> [Task prompt]
Which lines hold the word "collected"? Copy each of them.

> [Records for the exercise]
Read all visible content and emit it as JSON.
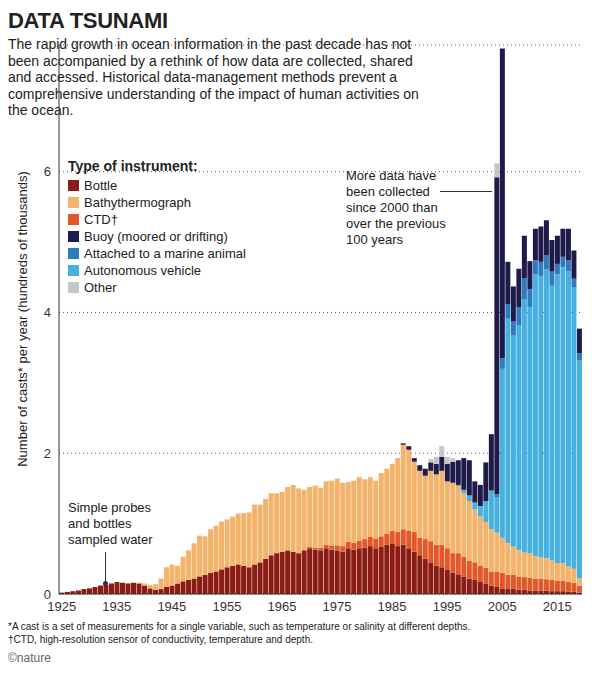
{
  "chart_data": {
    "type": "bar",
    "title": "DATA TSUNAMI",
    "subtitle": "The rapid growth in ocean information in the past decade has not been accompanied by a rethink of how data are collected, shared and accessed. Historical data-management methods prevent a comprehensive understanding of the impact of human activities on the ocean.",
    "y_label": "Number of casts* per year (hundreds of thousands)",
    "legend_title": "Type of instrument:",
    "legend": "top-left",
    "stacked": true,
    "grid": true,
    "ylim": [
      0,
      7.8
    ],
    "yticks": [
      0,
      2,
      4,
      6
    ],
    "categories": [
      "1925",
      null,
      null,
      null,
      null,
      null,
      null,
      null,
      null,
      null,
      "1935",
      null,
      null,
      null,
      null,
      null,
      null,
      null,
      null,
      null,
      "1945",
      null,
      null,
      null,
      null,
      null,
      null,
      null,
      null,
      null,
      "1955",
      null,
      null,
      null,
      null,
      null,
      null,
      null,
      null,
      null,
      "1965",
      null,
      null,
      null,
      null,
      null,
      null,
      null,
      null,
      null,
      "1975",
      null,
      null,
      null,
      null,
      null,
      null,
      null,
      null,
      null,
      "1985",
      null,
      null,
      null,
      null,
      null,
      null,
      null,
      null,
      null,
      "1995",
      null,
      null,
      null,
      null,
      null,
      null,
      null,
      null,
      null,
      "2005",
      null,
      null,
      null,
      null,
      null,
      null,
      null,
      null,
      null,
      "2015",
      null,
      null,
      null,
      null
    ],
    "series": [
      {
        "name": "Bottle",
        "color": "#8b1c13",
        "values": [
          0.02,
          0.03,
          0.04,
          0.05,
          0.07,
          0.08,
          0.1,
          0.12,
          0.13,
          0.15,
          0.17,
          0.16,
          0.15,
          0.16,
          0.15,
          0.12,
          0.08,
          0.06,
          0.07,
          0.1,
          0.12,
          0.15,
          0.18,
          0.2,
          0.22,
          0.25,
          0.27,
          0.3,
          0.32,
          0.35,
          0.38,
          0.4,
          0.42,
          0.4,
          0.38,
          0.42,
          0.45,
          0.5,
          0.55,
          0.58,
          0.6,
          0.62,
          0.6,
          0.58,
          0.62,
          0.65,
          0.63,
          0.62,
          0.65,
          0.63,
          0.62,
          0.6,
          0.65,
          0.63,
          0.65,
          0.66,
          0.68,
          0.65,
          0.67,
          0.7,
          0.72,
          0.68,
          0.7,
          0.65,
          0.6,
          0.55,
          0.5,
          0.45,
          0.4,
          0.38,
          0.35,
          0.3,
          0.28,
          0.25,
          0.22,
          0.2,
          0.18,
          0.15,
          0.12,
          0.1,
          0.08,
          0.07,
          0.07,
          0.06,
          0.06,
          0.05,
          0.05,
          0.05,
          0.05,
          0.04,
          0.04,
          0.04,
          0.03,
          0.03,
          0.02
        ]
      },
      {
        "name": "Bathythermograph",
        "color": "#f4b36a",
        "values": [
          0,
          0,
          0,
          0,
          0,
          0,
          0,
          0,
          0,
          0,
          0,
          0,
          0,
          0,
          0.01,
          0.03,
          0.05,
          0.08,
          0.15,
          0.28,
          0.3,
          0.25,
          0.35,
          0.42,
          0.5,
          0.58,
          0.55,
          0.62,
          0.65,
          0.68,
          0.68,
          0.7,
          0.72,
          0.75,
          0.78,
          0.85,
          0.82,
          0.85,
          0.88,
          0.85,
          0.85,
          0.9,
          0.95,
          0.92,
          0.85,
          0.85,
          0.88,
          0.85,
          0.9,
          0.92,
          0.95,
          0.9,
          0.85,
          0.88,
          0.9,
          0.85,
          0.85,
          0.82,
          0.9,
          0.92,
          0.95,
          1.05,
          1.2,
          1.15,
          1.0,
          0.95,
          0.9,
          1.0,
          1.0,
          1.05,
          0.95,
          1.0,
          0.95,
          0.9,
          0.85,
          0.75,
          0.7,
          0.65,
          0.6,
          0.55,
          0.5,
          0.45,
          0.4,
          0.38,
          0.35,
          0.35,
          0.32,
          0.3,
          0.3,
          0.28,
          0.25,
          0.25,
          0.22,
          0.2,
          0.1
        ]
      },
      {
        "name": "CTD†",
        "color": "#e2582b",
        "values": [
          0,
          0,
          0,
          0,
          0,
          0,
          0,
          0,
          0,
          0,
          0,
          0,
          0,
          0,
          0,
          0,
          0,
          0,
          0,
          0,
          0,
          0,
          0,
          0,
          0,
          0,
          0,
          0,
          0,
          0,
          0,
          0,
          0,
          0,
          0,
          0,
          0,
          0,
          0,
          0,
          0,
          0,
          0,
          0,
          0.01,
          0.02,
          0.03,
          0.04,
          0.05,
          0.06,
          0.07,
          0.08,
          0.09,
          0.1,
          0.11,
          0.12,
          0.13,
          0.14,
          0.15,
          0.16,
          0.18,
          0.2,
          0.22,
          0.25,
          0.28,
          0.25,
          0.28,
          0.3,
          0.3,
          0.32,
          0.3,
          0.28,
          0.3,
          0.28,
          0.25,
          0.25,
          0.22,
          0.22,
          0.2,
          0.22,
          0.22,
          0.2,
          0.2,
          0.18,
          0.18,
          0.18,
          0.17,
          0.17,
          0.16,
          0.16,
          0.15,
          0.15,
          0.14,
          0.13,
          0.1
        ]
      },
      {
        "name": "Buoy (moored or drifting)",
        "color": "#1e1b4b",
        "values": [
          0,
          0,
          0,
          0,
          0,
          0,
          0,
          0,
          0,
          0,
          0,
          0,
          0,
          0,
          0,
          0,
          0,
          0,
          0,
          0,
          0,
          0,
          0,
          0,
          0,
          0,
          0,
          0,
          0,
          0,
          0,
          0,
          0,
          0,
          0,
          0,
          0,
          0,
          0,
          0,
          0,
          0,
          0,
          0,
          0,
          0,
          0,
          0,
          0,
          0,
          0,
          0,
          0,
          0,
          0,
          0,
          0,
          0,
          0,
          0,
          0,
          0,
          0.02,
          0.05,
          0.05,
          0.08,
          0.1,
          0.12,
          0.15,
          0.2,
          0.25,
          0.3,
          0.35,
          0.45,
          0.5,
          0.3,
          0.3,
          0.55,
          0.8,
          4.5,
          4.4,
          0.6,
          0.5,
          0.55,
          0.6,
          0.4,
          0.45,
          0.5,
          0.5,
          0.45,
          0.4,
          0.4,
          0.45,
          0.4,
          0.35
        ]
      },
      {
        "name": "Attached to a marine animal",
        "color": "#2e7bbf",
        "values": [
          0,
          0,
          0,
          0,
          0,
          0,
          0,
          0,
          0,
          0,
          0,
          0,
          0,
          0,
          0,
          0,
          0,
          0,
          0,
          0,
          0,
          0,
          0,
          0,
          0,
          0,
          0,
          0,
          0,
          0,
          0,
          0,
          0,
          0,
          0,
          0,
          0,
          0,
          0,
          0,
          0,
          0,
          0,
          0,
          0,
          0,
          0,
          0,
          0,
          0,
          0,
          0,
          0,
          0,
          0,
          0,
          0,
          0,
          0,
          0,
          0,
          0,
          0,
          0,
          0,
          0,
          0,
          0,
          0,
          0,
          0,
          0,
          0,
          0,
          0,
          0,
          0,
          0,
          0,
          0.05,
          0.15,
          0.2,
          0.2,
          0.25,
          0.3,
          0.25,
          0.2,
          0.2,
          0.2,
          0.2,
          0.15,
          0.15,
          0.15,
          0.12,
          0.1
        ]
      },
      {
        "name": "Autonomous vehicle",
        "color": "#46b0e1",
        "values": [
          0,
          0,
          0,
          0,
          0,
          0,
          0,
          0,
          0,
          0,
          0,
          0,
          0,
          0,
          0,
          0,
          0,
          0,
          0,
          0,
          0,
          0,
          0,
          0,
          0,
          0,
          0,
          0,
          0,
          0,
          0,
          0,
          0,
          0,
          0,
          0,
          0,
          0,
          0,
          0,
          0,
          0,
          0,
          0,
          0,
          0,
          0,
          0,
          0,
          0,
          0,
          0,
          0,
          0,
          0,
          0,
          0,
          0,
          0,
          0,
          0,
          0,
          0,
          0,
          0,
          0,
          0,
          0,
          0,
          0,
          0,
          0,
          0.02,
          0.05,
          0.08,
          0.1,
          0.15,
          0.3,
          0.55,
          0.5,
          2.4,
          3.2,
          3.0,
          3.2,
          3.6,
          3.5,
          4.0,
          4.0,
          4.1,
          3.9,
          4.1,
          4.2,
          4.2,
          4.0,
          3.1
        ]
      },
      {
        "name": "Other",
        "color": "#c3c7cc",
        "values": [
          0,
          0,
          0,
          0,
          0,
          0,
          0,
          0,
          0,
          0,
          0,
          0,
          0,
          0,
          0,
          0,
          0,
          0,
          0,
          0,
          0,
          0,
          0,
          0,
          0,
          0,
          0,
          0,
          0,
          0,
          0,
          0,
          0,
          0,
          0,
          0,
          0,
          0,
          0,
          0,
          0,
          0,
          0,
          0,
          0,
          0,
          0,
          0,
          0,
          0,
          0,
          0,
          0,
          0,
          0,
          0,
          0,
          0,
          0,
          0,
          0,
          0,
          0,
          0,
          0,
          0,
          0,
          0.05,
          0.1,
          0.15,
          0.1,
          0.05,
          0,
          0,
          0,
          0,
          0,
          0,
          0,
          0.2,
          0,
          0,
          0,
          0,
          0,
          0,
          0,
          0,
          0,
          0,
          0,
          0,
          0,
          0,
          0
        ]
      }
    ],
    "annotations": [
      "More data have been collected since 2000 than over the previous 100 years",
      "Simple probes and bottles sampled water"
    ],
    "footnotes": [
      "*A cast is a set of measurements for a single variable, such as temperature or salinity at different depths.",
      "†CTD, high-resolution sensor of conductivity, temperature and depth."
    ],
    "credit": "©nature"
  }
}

* * *

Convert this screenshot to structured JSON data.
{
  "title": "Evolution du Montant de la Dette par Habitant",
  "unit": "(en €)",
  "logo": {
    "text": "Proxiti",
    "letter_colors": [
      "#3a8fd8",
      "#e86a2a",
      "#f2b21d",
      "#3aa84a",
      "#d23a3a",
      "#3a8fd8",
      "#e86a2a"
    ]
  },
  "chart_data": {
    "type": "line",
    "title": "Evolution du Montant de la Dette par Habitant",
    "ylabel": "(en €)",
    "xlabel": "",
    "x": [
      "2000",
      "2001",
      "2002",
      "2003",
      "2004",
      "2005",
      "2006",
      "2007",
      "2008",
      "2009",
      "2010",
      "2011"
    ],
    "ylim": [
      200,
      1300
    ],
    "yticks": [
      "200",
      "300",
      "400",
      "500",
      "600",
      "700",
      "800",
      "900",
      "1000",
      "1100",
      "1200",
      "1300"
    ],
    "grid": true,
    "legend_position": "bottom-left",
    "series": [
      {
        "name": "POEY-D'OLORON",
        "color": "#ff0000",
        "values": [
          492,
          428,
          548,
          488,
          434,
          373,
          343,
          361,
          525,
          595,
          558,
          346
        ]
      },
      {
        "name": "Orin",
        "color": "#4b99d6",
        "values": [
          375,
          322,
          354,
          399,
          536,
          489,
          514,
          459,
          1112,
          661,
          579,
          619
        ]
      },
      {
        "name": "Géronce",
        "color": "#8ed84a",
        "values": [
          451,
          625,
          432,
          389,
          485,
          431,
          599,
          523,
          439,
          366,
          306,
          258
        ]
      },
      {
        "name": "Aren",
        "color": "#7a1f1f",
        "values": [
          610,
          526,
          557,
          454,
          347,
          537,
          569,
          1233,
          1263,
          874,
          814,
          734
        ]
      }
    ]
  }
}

> [Complete response]
    "subtitle": "The rapid growth in ocean information in the past decade has not been accompanied by a rethink of how data are collected, shared and accessed. Historical data-management methods prevent a comprehensive understanding of the impact of human activities on the ocean.",
      "More data have been collected since 2000 than over the previous 100 years",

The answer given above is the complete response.